Rolf Loer (born Lawrence F. Koehler; 19 January 1892 – 12 October 1964) was an American film actor of the silent era whose career was most prominent in German cinema. He played the character of Phantomas in a series of films, replacing Erich Kaiser-Titz who had previously played the role. Loer was also a violinist who, later in his career, performed with the Minneapolis Symphony Orchestra.

Origins
He was born January 19, 1892, in Minneapolis, Minnesota as Lawrence F. Koehler to German immigrant parents Friedrich Ernst Georg Koehler (1868-1926), a musician and conductor, and the former Magdalena Obert (1865-1957).  His brother was the composer C. Franz Koehler (1896-1980). Showing promise in the violin, his father sent him to Germany to study at the Klindworth-Scharwenka Conservatory under the guidance of Arrigio Serato in 1909.  He remained there to pursue his studies through the First World War.

Death
He returned to the United States prior to the Second World War.  He first played as violinist at the Minneapolis Symphony Orchestra, then moved to New York City, where he gave private lessons.   He died in Jackson Heights, New York on October 12, 1964.  He is buried at the Flushing Cemetery.

» PROMPT:
Copy out, word for word, the part of the text about Rolf Loer that begins with the words containing "Rolf Loer (born" and ends with "Minneapolis Symphony Orchestra.". The material that comes next has no connection to the text about Rolf Loer.

» DATASET CONTENT:
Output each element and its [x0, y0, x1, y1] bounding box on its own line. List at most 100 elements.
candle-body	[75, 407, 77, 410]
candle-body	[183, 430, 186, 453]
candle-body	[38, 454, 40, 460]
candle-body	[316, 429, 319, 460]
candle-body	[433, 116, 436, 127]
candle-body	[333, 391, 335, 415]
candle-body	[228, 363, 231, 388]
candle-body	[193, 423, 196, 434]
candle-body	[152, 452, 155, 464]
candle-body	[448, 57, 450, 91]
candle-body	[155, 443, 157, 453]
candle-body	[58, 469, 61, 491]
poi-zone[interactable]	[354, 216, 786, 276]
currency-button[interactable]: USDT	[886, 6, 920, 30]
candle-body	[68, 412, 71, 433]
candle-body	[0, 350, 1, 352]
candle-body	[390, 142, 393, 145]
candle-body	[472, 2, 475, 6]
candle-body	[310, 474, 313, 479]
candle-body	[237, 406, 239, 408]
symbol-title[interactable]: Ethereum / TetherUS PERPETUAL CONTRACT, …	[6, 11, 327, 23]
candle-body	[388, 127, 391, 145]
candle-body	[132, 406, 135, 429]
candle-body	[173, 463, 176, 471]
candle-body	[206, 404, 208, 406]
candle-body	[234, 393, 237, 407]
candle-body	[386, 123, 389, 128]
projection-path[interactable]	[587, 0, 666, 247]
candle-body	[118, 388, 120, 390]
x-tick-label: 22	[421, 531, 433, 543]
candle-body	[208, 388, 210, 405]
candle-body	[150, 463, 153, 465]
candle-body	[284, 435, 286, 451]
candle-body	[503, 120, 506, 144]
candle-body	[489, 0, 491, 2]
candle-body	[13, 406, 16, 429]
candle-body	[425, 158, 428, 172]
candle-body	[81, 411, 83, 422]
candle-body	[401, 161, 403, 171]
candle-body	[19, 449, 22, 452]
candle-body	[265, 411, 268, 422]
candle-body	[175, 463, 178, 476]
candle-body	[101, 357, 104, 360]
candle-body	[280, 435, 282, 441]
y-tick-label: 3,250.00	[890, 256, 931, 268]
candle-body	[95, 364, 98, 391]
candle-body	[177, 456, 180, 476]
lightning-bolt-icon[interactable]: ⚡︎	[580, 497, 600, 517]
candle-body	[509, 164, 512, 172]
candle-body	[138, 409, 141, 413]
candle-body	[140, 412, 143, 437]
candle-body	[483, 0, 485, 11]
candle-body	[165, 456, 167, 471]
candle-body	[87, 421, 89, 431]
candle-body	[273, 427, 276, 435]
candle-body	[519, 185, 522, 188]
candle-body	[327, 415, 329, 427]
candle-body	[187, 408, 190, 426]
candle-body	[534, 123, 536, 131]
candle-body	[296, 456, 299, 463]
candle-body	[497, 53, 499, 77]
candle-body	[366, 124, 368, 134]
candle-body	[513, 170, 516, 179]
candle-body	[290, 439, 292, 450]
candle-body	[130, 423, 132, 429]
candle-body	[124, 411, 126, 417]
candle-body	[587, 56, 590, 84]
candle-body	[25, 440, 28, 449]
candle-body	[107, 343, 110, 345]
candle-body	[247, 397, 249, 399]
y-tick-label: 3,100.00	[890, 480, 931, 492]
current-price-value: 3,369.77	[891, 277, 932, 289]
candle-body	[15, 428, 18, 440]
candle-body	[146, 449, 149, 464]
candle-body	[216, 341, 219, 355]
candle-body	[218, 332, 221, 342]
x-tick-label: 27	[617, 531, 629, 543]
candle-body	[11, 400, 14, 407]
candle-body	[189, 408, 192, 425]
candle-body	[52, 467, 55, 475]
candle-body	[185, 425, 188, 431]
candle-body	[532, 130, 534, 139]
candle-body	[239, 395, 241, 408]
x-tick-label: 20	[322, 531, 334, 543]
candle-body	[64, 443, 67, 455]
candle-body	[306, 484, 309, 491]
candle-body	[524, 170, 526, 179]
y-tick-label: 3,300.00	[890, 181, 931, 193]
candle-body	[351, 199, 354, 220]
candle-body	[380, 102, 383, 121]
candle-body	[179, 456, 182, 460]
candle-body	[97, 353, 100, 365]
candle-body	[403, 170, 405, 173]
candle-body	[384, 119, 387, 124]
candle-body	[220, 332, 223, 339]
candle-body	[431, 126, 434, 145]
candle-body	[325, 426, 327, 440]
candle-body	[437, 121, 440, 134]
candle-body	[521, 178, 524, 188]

» SOLUTION FOR THIS TASK:
Rolf Loer (born Lawrence F. Koehler; 19 January 1892 – 12 October 1964) was an American film actor of the silent era whose career was most prominent in German cinema. He played the character of Phantomas in a series of films, replacing Erich Kaiser-Titz who had previously played the role. Loer was also a violinist who, later in his career, performed with the Minneapolis Symphony Orchestra.